Extracted records
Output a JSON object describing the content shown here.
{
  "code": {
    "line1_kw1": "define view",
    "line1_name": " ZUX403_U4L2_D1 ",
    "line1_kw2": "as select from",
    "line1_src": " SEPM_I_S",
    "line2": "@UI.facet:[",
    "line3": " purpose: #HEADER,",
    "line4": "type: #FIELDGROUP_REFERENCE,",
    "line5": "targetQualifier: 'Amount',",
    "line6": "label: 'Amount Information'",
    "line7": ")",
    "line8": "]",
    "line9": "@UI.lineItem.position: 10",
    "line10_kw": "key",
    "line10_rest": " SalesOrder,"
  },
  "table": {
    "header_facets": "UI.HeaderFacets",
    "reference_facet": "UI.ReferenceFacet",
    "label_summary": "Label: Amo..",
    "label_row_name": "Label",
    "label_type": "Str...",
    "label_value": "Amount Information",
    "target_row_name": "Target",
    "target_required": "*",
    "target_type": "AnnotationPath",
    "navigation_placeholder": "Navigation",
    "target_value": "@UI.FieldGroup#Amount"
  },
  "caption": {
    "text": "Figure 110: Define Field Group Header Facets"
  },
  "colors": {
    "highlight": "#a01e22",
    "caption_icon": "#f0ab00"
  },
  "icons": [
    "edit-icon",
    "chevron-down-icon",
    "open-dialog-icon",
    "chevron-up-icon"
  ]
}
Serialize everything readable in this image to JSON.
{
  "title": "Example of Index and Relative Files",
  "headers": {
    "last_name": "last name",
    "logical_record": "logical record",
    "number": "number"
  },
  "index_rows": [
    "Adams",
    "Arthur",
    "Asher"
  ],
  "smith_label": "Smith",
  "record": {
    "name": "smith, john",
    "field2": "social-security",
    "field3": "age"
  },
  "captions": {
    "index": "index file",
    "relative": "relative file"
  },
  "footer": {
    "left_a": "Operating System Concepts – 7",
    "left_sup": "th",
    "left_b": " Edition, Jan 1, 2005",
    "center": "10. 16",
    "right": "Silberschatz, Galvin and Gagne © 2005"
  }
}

PROBLEM => Write only the number of lines in the records that include the word "JSON".

FULL OUTPUT => 2